(Dataset entries)

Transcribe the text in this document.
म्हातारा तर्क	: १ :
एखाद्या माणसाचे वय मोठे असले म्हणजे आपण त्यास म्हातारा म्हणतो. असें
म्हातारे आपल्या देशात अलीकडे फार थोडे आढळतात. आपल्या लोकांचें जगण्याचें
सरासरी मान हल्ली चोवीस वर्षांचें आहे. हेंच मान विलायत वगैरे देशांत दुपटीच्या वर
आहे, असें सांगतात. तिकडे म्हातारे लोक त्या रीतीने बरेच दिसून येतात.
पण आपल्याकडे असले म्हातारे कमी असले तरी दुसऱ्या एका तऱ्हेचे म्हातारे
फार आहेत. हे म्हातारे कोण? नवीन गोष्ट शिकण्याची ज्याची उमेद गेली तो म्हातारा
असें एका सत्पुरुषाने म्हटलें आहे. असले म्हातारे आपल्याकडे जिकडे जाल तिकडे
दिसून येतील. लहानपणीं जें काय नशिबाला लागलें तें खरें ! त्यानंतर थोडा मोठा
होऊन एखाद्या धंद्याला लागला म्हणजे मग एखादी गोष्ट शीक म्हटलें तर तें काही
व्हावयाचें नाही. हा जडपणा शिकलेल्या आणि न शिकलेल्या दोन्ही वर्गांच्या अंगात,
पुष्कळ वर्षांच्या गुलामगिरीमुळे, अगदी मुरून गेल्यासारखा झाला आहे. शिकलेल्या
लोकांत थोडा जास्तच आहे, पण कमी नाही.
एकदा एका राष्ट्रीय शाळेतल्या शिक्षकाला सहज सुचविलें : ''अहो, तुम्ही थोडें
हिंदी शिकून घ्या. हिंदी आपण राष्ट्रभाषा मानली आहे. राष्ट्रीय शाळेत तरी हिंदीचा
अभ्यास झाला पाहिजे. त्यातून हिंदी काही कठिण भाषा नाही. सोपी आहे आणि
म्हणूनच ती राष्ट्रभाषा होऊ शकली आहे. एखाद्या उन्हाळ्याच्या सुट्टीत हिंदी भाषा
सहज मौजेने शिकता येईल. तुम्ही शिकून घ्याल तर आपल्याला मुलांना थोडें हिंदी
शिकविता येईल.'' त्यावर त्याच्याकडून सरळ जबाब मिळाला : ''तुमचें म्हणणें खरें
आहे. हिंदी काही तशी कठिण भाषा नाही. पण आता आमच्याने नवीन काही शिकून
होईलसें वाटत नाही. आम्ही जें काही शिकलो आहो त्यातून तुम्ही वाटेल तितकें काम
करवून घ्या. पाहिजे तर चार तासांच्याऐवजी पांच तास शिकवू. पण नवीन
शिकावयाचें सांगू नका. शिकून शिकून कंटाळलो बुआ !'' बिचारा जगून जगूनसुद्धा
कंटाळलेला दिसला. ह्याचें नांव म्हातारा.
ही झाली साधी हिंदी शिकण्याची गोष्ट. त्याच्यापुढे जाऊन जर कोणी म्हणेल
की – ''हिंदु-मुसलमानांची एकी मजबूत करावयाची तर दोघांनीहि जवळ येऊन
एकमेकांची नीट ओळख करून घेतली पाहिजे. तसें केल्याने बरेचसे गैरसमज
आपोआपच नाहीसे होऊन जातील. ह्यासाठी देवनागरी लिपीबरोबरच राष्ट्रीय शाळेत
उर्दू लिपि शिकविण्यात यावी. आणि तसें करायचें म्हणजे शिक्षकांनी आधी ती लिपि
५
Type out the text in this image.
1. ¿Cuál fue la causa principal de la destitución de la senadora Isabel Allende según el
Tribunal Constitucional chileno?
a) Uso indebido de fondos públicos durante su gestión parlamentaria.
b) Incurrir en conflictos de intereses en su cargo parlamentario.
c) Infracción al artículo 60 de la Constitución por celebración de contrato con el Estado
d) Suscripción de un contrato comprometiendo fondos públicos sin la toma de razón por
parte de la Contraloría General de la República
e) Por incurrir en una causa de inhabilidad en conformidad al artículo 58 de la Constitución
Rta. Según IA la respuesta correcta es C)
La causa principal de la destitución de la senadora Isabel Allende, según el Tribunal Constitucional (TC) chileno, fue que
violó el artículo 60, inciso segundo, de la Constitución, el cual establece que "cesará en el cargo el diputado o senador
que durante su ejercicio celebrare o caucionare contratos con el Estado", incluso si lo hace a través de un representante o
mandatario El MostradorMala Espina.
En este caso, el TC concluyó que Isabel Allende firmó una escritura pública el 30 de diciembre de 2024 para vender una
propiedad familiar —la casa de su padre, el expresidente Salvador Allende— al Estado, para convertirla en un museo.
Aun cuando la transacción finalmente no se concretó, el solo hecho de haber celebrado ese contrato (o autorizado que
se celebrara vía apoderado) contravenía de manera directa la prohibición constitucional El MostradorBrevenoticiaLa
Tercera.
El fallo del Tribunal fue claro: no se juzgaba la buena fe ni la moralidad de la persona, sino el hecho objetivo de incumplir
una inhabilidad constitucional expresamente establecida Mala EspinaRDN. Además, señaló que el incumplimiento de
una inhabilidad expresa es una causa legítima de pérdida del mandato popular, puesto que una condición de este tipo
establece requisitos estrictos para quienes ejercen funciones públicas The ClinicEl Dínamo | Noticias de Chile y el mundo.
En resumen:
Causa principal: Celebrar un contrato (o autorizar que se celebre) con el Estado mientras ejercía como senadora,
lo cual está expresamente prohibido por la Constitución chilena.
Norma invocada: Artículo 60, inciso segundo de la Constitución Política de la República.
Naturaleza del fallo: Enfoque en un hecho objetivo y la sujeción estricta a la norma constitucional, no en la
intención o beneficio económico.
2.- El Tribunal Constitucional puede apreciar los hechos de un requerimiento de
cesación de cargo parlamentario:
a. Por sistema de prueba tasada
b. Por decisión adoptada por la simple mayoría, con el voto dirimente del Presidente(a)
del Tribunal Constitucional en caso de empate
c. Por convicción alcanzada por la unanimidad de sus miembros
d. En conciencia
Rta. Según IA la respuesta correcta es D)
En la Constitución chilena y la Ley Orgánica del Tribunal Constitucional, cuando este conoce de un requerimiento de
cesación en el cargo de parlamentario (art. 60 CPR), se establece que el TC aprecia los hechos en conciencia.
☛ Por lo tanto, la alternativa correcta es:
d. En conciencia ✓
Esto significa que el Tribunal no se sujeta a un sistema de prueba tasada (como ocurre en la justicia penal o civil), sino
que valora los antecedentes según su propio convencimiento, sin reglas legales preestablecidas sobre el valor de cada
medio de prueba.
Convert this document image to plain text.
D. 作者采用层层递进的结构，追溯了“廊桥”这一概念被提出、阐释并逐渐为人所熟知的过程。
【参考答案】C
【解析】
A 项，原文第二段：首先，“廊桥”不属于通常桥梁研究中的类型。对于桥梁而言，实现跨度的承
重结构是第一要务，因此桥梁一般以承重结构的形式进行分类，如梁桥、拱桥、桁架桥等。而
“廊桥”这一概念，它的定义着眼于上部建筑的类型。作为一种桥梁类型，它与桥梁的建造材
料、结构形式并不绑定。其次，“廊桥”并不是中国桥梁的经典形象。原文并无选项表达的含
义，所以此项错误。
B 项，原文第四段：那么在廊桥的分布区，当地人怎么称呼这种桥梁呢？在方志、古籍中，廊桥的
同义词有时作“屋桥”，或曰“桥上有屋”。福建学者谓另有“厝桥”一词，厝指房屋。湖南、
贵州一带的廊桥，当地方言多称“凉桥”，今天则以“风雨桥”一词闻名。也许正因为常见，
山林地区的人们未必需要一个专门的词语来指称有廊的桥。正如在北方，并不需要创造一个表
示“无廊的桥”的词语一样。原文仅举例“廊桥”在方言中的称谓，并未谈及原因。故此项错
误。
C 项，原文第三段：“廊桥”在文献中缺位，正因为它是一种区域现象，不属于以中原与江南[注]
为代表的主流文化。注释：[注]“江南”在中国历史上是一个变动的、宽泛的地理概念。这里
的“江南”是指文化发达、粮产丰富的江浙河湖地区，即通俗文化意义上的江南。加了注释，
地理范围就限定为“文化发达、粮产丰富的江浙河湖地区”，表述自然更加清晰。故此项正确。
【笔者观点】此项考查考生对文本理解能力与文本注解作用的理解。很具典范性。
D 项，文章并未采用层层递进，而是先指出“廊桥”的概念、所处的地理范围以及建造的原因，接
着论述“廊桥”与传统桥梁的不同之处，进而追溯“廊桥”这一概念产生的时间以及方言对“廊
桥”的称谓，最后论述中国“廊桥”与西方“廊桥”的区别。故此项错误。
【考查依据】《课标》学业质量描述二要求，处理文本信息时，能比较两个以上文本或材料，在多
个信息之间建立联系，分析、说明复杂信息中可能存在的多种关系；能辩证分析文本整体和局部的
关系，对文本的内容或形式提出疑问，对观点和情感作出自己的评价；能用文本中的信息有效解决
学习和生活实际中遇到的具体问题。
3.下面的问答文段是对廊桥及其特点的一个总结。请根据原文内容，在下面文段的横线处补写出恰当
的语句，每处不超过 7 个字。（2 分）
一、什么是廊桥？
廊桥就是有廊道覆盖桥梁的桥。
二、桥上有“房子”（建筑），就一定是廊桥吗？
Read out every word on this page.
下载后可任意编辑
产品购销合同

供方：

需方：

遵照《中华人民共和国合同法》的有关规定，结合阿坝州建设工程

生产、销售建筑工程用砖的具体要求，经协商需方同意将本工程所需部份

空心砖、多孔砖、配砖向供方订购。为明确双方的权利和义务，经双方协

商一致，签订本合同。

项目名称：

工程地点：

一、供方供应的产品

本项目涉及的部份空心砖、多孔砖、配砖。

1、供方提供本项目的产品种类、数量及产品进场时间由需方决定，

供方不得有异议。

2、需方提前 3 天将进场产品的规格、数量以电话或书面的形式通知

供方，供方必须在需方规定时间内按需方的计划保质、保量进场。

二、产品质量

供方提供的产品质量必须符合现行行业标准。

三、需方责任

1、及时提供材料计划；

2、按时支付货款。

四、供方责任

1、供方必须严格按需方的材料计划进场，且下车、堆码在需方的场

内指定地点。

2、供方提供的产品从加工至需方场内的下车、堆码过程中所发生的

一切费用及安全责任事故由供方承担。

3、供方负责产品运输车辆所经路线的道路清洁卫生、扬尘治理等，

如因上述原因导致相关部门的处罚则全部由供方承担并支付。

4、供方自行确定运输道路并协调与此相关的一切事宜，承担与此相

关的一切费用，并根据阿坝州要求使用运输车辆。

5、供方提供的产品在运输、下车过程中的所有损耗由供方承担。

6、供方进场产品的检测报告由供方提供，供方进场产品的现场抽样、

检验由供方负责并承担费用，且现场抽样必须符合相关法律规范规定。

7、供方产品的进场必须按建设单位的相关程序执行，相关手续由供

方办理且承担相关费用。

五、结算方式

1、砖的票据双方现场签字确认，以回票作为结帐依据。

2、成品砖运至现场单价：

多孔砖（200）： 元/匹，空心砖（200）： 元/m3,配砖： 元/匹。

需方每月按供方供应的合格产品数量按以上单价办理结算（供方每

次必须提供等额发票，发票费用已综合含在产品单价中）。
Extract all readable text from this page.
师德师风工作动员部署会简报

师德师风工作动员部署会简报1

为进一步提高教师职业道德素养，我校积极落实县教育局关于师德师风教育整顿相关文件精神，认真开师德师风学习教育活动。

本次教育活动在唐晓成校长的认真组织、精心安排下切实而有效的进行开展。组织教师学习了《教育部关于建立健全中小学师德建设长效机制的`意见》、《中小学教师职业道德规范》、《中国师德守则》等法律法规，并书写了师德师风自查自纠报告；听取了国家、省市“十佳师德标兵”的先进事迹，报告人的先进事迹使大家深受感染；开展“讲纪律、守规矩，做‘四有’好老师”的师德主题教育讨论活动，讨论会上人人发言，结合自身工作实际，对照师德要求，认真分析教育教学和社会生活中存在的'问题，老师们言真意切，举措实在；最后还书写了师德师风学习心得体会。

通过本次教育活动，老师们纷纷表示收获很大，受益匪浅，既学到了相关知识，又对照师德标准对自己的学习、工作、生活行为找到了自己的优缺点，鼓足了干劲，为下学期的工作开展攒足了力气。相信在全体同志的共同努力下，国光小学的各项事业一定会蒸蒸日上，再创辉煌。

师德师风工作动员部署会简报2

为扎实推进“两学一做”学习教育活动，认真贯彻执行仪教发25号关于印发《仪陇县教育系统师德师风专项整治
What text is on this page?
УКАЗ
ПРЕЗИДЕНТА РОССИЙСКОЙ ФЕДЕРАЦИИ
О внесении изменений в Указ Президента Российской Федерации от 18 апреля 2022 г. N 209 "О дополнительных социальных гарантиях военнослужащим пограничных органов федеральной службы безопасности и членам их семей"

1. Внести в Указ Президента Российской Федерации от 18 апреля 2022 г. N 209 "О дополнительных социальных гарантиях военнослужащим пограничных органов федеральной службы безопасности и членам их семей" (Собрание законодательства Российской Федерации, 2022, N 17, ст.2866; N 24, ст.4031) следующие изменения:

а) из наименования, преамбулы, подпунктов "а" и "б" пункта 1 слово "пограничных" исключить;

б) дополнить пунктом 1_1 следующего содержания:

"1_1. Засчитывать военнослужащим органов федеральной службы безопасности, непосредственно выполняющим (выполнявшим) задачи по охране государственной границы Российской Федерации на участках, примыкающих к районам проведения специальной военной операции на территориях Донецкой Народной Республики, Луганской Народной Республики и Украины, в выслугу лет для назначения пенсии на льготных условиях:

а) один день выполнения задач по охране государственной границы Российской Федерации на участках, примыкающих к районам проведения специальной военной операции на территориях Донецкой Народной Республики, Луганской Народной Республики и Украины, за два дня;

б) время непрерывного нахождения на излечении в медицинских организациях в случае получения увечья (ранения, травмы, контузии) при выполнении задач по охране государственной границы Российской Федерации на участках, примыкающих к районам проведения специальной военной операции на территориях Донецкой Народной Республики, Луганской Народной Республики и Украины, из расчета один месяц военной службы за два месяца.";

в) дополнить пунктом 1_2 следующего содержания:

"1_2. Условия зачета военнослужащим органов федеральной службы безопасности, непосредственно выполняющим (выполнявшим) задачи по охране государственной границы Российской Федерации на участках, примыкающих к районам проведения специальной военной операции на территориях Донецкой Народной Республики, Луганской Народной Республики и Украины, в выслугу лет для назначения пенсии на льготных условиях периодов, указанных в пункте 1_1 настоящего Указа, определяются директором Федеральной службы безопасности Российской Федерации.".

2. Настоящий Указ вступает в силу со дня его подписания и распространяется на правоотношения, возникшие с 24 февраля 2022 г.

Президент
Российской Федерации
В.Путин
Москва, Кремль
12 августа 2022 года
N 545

■ WRITTEN REQUEST ■
Pull out every line of the records that includes the string "República".

■ ANSWER TO THIS EXERCISE ■
parte de la Contraloría General de la República
Norma invocada: Artículo 60, inciso segundo de la Constitución Política de la República.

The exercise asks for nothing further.